DIRECTIVE:
Below is a listing to write out in full, exactly as given, without its pictures.

RECORDS TO PROCESS:
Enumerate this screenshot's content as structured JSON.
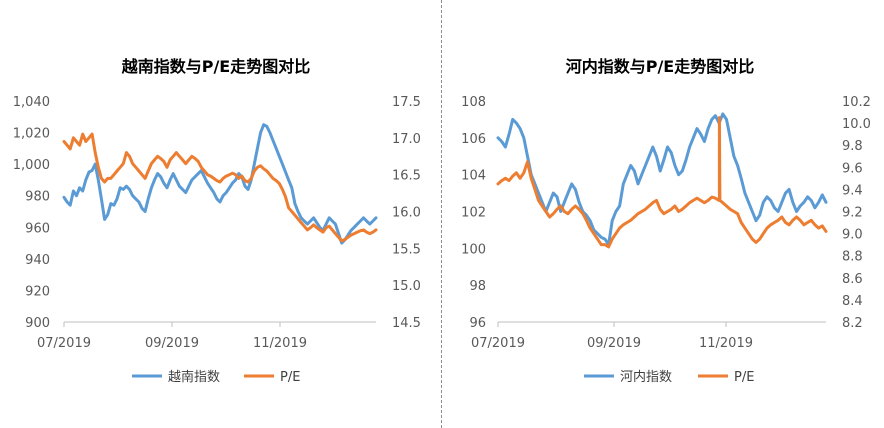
{
  "colors": {
    "index_line": "#5B9BD5",
    "pe_line": "#ED7D31",
    "axis": "#bfbfbf",
    "text": "#595959"
  },
  "chart_data": [
    {
      "type": "line",
      "title": "越南指数与P/E走势图对比",
      "x_tick_labels": [
        "07/2019",
        "09/2019",
        "11/2019"
      ],
      "y_left": {
        "ylim": [
          900,
          1040
        ],
        "ticks": [
          "1,040",
          "1,020",
          "1,000",
          "980",
          "960",
          "940",
          "920",
          "900"
        ]
      },
      "y_right": {
        "ylim": [
          14.5,
          17.5
        ],
        "ticks": [
          "17.5",
          "17.0",
          "16.5",
          "16.0",
          "15.5",
          "15.0",
          "14.5"
        ]
      },
      "legend_position": "bottom",
      "series": [
        {
          "name": "越南指数",
          "axis": "left",
          "color": "#5B9BD5",
          "values": [
            979,
            976,
            974,
            983,
            980,
            985,
            983,
            990,
            995,
            996,
            1000,
            990,
            978,
            965,
            968,
            975,
            974,
            978,
            985,
            984,
            986,
            984,
            980,
            978,
            976,
            972,
            970,
            978,
            985,
            990,
            994,
            992,
            988,
            985,
            990,
            994,
            990,
            986,
            984,
            982,
            986,
            990,
            992,
            994,
            996,
            992,
            988,
            985,
            982,
            978,
            976,
            980,
            982,
            985,
            988,
            990,
            994,
            992,
            986,
            984,
            990,
            1000,
            1010,
            1020,
            1025,
            1024,
            1020,
            1015,
            1010,
            1005,
            1000,
            995,
            990,
            985,
            975,
            970,
            966,
            964,
            962,
            964,
            966,
            963,
            960,
            958,
            962,
            966,
            964,
            962,
            956,
            950,
            952,
            955,
            958,
            960,
            962,
            964,
            966,
            964,
            962,
            964,
            966
          ]
        },
        {
          "name": "P/E",
          "axis": "right",
          "color": "#ED7D31",
          "values": [
            16.95,
            16.9,
            16.85,
            17.0,
            16.95,
            16.9,
            17.05,
            16.95,
            17.0,
            17.05,
            16.8,
            16.6,
            16.45,
            16.4,
            16.45,
            16.45,
            16.5,
            16.55,
            16.6,
            16.65,
            16.8,
            16.75,
            16.65,
            16.6,
            16.55,
            16.5,
            16.45,
            16.55,
            16.65,
            16.7,
            16.75,
            16.72,
            16.68,
            16.6,
            16.7,
            16.75,
            16.8,
            16.75,
            16.7,
            16.65,
            16.7,
            16.75,
            16.72,
            16.68,
            16.6,
            16.55,
            16.5,
            16.48,
            16.45,
            16.42,
            16.4,
            16.45,
            16.48,
            16.5,
            16.52,
            16.5,
            16.45,
            16.48,
            16.42,
            16.4,
            16.45,
            16.55,
            16.6,
            16.62,
            16.58,
            16.55,
            16.5,
            16.45,
            16.42,
            16.38,
            16.3,
            16.2,
            16.05,
            16.0,
            15.95,
            15.9,
            15.85,
            15.8,
            15.75,
            15.78,
            15.82,
            15.78,
            15.75,
            15.72,
            15.78,
            15.8,
            15.75,
            15.7,
            15.65,
            15.6,
            15.62,
            15.65,
            15.68,
            15.7,
            15.72,
            15.74,
            15.75,
            15.72,
            15.7,
            15.72,
            15.75
          ]
        }
      ]
    },
    {
      "type": "line",
      "title": "河内指数与P/E走势图对比",
      "x_tick_labels": [
        "07/2019",
        "09/2019",
        "11/2019"
      ],
      "y_left": {
        "ylim": [
          96,
          108
        ],
        "ticks": [
          "108",
          "106",
          "104",
          "102",
          "100",
          "98",
          "96"
        ]
      },
      "y_right": {
        "ylim": [
          8.2,
          10.2
        ],
        "ticks": [
          "10.2",
          "10.0",
          "9.8",
          "9.6",
          "9.4",
          "9.2",
          "9.0",
          "8.8",
          "8.6",
          "8.4",
          "8.2"
        ]
      },
      "legend_position": "bottom",
      "series": [
        {
          "name": "河内指数",
          "axis": "left",
          "color": "#5B9BD5",
          "values": [
            106.0,
            105.8,
            105.5,
            106.2,
            107.0,
            106.8,
            106.5,
            106.0,
            105.0,
            104.0,
            103.5,
            103.0,
            102.5,
            102.0,
            102.5,
            103.0,
            102.8,
            102.0,
            102.5,
            103.0,
            103.5,
            103.2,
            102.5,
            102.0,
            101.8,
            101.5,
            101.0,
            100.8,
            100.6,
            100.5,
            100.2,
            101.5,
            102.0,
            102.3,
            103.5,
            104.0,
            104.5,
            104.2,
            103.5,
            104.0,
            104.5,
            105.0,
            105.5,
            105.0,
            104.2,
            104.8,
            105.5,
            105.2,
            104.5,
            104.0,
            104.2,
            104.8,
            105.5,
            106.0,
            106.5,
            106.2,
            105.8,
            106.5,
            107.0,
            107.2,
            106.8,
            107.3,
            107.0,
            106.0,
            105.0,
            104.5,
            103.8,
            103.0,
            102.5,
            102.0,
            101.5,
            101.8,
            102.5,
            102.8,
            102.6,
            102.2,
            102.0,
            102.5,
            103.0,
            103.2,
            102.5,
            102.0,
            102.3,
            102.5,
            102.8,
            102.6,
            102.2,
            102.5,
            102.9,
            102.5
          ]
        },
        {
          "name": "P/E",
          "axis": "right",
          "color": "#ED7D31",
          "values": [
            9.45,
            9.48,
            9.5,
            9.48,
            9.52,
            9.55,
            9.5,
            9.55,
            9.65,
            9.5,
            9.4,
            9.3,
            9.25,
            9.2,
            9.15,
            9.18,
            9.22,
            9.25,
            9.2,
            9.18,
            9.22,
            9.25,
            9.22,
            9.18,
            9.12,
            9.05,
            9.0,
            8.95,
            8.9,
            8.9,
            8.88,
            8.95,
            9.0,
            9.05,
            9.08,
            9.1,
            9.12,
            9.15,
            9.18,
            9.2,
            9.22,
            9.25,
            9.28,
            9.3,
            9.22,
            9.18,
            9.2,
            9.22,
            9.25,
            9.2,
            9.22,
            9.25,
            9.28,
            9.3,
            9.32,
            9.3,
            9.28,
            9.3,
            9.33,
            9.32,
            9.3,
            9.28,
            9.25,
            9.22,
            9.2,
            9.18,
            9.1,
            9.05,
            9.0,
            8.95,
            8.92,
            8.95,
            9.0,
            9.05,
            9.08,
            9.1,
            9.12,
            9.15,
            9.1,
            9.08,
            9.12,
            9.15,
            9.12,
            9.08,
            9.1,
            9.12,
            9.08,
            9.05,
            9.07,
            9.02
          ],
          "spike": {
            "at": 0.675,
            "top": 10.05
          }
        }
      ]
    }
  ]
}
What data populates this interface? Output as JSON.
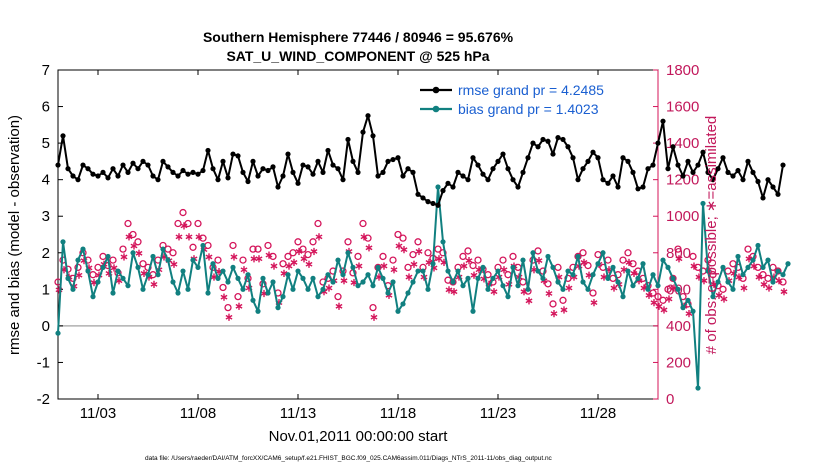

RESULT:
Enumerate this screenshot's content as structured JSON.
{
  "colors": {
    "index_line": "#5B9BD5",
    "pe_line": "#ED7D31",
    "axis": "#bfbfbf",
    "text": "#595959"
  },
  "chart_data": [
    {
      "type": "line",
      "title": "越南指数与P/E走势图对比",
      "x_tick_labels": [
        "07/2019",
        "09/2019",
        "11/2019"
      ],
      "y_left": {
        "ylim": [
          900,
          1040
        ],
        "ticks": [
          "1,040",
          "1,020",
          "1,000",
          "980",
          "960",
          "940",
          "920",
          "900"
        ]
      },
      "y_right": {
        "ylim": [
          14.5,
          17.5
        ],
        "ticks": [
          "17.5",
          "17.0",
          "16.5",
          "16.0",
          "15.5",
          "15.0",
          "14.5"
        ]
      },
      "legend_position": "bottom",
      "series": [
        {
          "name": "越南指数",
          "axis": "left",
          "color": "#5B9BD5",
          "values": [
            979,
            976,
            974,
            983,
            980,
            985,
            983,
            990,
            995,
            996,
            1000,
            990,
            978,
            965,
            968,
            975,
            974,
            978,
            985,
            984,
            986,
            984,
            980,
            978,
            976,
            972,
            970,
            978,
            985,
            990,
            994,
            992,
            988,
            985,
            990,
            994,
            990,
            986,
            984,
            982,
            986,
            990,
            992,
            994,
            996,
            992,
            988,
            985,
            982,
            978,
            976,
            980,
            982,
            985,
            988,
            990,
            994,
            992,
            986,
            984,
            990,
            1000,
            1010,
            1020,
            1025,
            1024,
            1020,
            1015,
            1010,
            1005,
            1000,
            995,
            990,
            985,
            975,
            970,
            966,
            964,
            962,
            964,
            966,
            963,
            960,
            958,
            962,
            966,
            964,
            962,
            956,
            950,
            952,
            955,
            958,
            960,
            962,
            964,
            966,
            964,
            962,
            964,
            966
          ]
        },
        {
          "name": "P/E",
          "axis": "right",
          "color": "#ED7D31",
          "values": [
            16.95,
            16.9,
            16.85,
            17.0,
            16.95,
            16.9,
            17.05,
            16.95,
            17.0,
            17.05,
            16.8,
            16.6,
            16.45,
            16.4,
            16.45,
            16.45,
            16.5,
            16.55,
            16.6,
            16.65,
            16.8,
            16.75,
            16.65,
            16.6,
            16.55,
            16.5,
            16.45,
            16.55,
            16.65,
            16.7,
            16.75,
            16.72,
            16.68,
            16.6,
            16.7,
            16.75,
            16.8,
            16.75,
            16.7,
            16.65,
            16.7,
            16.75,
            16.72,
            16.68,
            16.6,
            16.55,
            16.5,
            16.48,
            16.45,
            16.42,
            16.4,
            16.45,
            16.48,
            16.5,
            16.52,
            16.5,
            16.45,
            16.48,
            16.42,
            16.4,
            16.45,
            16.55,
            16.6,
            16.62,
            16.58,
            16.55,
            16.5,
            16.45,
            16.42,
            16.38,
            16.3,
            16.2,
            16.05,
            16.0,
            15.95,
            15.9,
            15.85,
            15.8,
            15.75,
            15.78,
            15.82,
            15.78,
            15.75,
            15.72,
            15.78,
            15.8,
            15.75,
            15.7,
            15.65,
            15.6,
            15.62,
            15.65,
            15.68,
            15.7,
            15.72,
            15.74,
            15.75,
            15.72,
            15.7,
            15.72,
            15.75
          ]
        }
      ]
    },
    {
      "type": "line",
      "title": "河内指数与P/E走势图对比",
      "x_tick_labels": [
        "07/2019",
        "09/2019",
        "11/2019"
      ],
      "y_left": {
        "ylim": [
          96,
          108
        ],
        "ticks": [
          "108",
          "106",
          "104",
          "102",
          "100",
          "98",
          "96"
        ]
      },
      "y_right": {
        "ylim": [
          8.2,
          10.2
        ],
        "ticks": [
          "10.2",
          "10.0",
          "9.8",
          "9.6",
          "9.4",
          "9.2",
          "9.0",
          "8.8",
          "8.6",
          "8.4",
          "8.2"
        ]
      },
      "legend_position": "bottom",
      "series": [
        {
          "name": "河内指数",
          "axis": "left",
          "color": "#5B9BD5",
          "values": [
            106.0,
            105.8,
            105.5,
            106.2,
            107.0,
            106.8,
            106.5,
            106.0,
            105.0,
            104.0,
            103.5,
            103.0,
            102.5,
            102.0,
            102.5,
            103.0,
            102.8,
            102.0,
            102.5,
            103.0,
            103.5,
            103.2,
            102.5,
            102.0,
            101.8,
            101.5,
            101.0,
            100.8,
            100.6,
            100.5,
            100.2,
            101.5,
            102.0,
            102.3,
            103.5,
            104.0,
            104.5,
            104.2,
            103.5,
            104.0,
            104.5,
            105.0,
            105.5,
            105.0,
            104.2,
            104.8,
            105.5,
            105.2,
            104.5,
            104.0,
            104.2,
            104.8,
            105.5,
            106.0,
            106.5,
            106.2,
            105.8,
            106.5,
            107.0,
            107.2,
            106.8,
            107.3,
            107.0,
            106.0,
            105.0,
            104.5,
            103.8,
            103.0,
            102.5,
            102.0,
            101.5,
            101.8,
            102.5,
            102.8,
            102.6,
            102.2,
            102.0,
            102.5,
            103.0,
            103.2,
            102.5,
            102.0,
            102.3,
            102.5,
            102.8,
            102.6,
            102.2,
            102.5,
            102.9,
            102.5
          ]
        },
        {
          "name": "P/E",
          "axis": "right",
          "color": "#ED7D31",
          "values": [
            9.45,
            9.48,
            9.5,
            9.48,
            9.52,
            9.55,
            9.5,
            9.55,
            9.65,
            9.5,
            9.4,
            9.3,
            9.25,
            9.2,
            9.15,
            9.18,
            9.22,
            9.25,
            9.2,
            9.18,
            9.22,
            9.25,
            9.22,
            9.18,
            9.12,
            9.05,
            9.0,
            8.95,
            8.9,
            8.9,
            8.88,
            8.95,
            9.0,
            9.05,
            9.08,
            9.1,
            9.12,
            9.15,
            9.18,
            9.2,
            9.22,
            9.25,
            9.28,
            9.3,
            9.22,
            9.18,
            9.2,
            9.22,
            9.25,
            9.2,
            9.22,
            9.25,
            9.28,
            9.3,
            9.32,
            9.3,
            9.28,
            9.3,
            9.33,
            9.32,
            9.3,
            9.28,
            9.25,
            9.22,
            9.2,
            9.18,
            9.1,
            9.05,
            9.0,
            8.95,
            8.92,
            8.95,
            9.0,
            9.05,
            9.08,
            9.1,
            9.12,
            9.15,
            9.1,
            9.08,
            9.12,
            9.15,
            9.12,
            9.08,
            9.1,
            9.12,
            9.08,
            9.05,
            9.07,
            9.02
          ],
          "spike": {
            "at": 0.675,
            "top": 10.05
          }
        }
      ]
    }
  ]
}
What data populates this interface? Output as JSON.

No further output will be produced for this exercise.